* START SELECTED EXCERPT *

8 responses to “Surviving November Pt 2: (Inner) Lawyers, (Inner) Press Secretaries and Presidential Debates”

  1. Tom says:

    David Lynch makes a good point about Haidt’s view of reason at http://opinionator.blogs.nytimes.com/2012/09/30/hope-for-reason/?src=recg. Taken whole hog, it is self-refuting. If all reasoning is “motivated reasoning”, then so is Haidt’s analysis.

    While there’s a great deal of truth in the view of reason Haidt lays out, it can’t be the whole story. I think you allude to this, David, in your citing of Tetlock’s comment that we are trying to convince not only others but also ourselves. Even if our mental effort is 95% self-justfiication, we must acknowledge that it also contains an element of reaching outward beyond ourselves to connect with reality, on pain of incoherence. Even on the stage of a candidates-for-president debate.

    Seems to me Haidt’s lesson ought to be not that reasoning is inevitably and always self-justificatory, but that its difficult but not impossible to get beyond that. is not our argumentative volubility (when we argue) a signal not merely of our own commitment but also of our own ears still straining to hear something from without?

  2. Tom says:

    oops that was Michael Lynch.

    • David Zahl says:

      Tom-
      Great thoughts, and I agree with pretty much everything you write. And I definitely did not mean to say that reason is solely confirmatory and never exploratory – just that it’s much more confirmatory than we care to admit (or than it has traditionally been thought to be) and especially when it comes to argument. So while i’ll absolutely grant that there’s a “reaching outward” that does/can happen, I’m guess I’m more skeptical about it happening in an debate setting.

      That said, i know I’ve found myself disagreeing with someone in person but then later, in non-combat mode, revisiting what they said in more positive light. It helps when you have a relatively uncomplicated relationship to the opponent in question, or a largely positive intuition about them. There’s a great scene of this in Damsels in Distress, where Lily tries on a couple of Violet’s opinions in later conversations (opinions she’d disagreed with when they were initially presented), and argues the opposite. It’s something we all do.

* END SELECTED EXCERPT *

◆ EXERCISE REQUIREMENTS ◆
1) In the comment thread, whom does Tom say he meant when he wrote "David Lynch"?
2) Summarize the comment thread in two sentences.
3) Continue the comment thread from the point where it stops.

* START EXTRACTED INFORMATION *

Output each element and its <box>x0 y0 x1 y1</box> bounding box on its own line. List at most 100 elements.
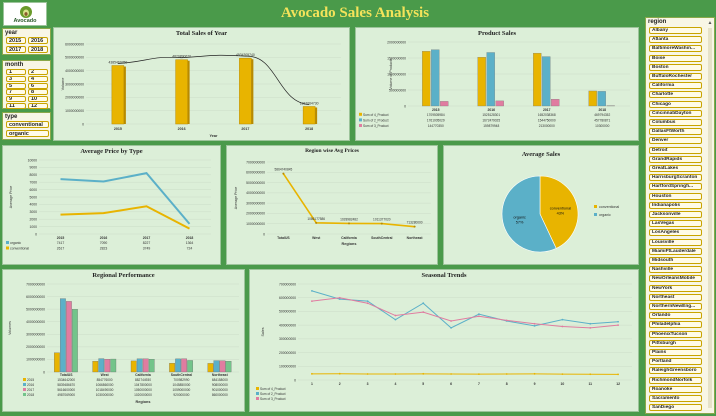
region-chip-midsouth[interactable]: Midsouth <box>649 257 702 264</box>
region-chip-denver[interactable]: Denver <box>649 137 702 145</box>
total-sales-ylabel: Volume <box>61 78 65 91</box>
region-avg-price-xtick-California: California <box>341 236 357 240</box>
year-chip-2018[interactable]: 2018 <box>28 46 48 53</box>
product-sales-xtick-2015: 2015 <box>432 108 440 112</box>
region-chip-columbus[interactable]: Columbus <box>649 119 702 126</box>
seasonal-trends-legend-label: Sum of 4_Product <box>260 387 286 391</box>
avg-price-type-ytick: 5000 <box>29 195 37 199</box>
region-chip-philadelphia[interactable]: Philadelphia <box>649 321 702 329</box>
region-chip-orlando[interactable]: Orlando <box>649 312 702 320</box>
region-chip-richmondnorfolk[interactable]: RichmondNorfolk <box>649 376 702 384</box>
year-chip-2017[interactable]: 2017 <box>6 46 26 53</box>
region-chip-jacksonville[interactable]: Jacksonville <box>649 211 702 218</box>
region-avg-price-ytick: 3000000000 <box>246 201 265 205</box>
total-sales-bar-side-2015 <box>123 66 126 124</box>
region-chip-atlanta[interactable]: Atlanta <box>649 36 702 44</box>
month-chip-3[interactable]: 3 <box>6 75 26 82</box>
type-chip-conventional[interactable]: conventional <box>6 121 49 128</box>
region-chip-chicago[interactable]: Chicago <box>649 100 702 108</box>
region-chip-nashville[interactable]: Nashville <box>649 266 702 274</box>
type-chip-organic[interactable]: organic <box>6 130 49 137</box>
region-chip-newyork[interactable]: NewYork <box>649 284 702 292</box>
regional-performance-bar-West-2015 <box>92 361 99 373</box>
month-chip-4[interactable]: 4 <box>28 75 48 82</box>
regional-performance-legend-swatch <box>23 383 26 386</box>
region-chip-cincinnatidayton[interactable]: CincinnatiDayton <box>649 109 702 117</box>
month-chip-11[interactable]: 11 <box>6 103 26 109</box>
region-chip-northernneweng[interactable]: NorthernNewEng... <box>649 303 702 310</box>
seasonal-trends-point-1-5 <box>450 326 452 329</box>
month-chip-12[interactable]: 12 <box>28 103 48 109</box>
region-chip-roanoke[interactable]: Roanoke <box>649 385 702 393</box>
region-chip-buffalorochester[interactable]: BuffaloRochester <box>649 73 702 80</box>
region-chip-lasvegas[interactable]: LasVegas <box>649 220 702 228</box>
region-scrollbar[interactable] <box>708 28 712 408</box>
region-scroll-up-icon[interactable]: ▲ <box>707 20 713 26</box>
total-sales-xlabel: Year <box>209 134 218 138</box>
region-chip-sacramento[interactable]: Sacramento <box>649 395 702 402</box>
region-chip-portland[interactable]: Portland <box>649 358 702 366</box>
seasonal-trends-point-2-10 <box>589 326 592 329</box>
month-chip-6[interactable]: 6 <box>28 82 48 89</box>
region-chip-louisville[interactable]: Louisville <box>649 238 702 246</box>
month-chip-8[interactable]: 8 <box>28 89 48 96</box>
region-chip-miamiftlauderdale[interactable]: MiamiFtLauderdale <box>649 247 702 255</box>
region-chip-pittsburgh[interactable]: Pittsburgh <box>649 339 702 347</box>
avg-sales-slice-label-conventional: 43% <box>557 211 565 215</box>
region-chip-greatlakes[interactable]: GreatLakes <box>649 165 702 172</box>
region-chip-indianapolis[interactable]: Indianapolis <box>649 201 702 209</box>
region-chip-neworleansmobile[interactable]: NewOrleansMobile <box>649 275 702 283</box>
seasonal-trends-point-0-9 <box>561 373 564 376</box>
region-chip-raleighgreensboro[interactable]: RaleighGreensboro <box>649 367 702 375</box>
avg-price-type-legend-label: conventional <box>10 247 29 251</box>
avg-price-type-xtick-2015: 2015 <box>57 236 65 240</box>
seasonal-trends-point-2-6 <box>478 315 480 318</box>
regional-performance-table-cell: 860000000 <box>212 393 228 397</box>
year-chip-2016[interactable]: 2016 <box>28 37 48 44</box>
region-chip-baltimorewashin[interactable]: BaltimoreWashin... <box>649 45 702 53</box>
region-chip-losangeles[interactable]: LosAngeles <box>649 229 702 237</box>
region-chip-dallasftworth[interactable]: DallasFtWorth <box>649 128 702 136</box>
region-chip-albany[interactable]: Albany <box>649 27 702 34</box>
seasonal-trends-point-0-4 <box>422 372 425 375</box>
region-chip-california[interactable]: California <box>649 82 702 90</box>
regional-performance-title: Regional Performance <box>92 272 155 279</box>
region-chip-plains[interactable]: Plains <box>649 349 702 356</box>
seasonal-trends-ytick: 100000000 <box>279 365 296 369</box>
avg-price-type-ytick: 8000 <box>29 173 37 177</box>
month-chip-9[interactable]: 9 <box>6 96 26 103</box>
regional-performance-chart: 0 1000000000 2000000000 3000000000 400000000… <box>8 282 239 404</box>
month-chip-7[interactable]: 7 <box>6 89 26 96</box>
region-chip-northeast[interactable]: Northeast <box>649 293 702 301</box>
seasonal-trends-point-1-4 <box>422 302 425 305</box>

* END EXTRACTED INFORMATION *

◆ ANSWERS ◆
1) Michael Lynch.

2) Tom argues that Haidt's view that all reasoning is motivated reasoning refutes itself if taken whole hog, and that reasoning must also reach outward to connect with reality, even in a presidential debate. David Zahl agrees that reason is not solely confirmatory but holds that it is much more so than we admit, doubts that reaching outward happens in a debate setting, and notes that people sometimes revisit an opponent's view in a more positive light once out of combat mode.

3)
      On the other hand–and far more often, i’m embarrassed to admit–I’ve found myself “building a case” in the physical absence of an opponent (esp when there’s an undercurrent of emotional antagonism, which there often is). So who knows exactly how this happens! Haidt says it much better in his irenic response to Lynch that appeared on Sunday:

      http://opinionator.blogs.nytimes.com/2012/10/07/reasons-matter-when-intuitions-dont-object/?src=recg

      Suffice it to say, when Lynch referred to Haidt’s take as self-refuting, I think he was caricaturing it, in that Haidt never dismisses reason entirely (You could just as easily say it’s self-defending). He’s simply saying it’s the servant of intuition and that to pretend otherwise creates enormous blame and resentment. Anyway… part three coming soon!

  3. Tom says:

    David,
    In the heat of debate one defends rather than reaches. No doubt about that. But one’s heat is surely indicative not merely of a particular conviction but also that one cares about getting the matter right. Why bother to argue if the truth isn’t immensely important?

    We all spend most of our time building cases. I guess I’m a little less bothered by that. Is it not merely creditable that we seek to defend the place we find ourselves in; is it not obligatory to test the strength of one’s position before shifting one’s ground? And, over time, many of us do move on from positions we have passionately argued for. As you say, when the passion subsides we find it easier to follow the implications of opposing arguments.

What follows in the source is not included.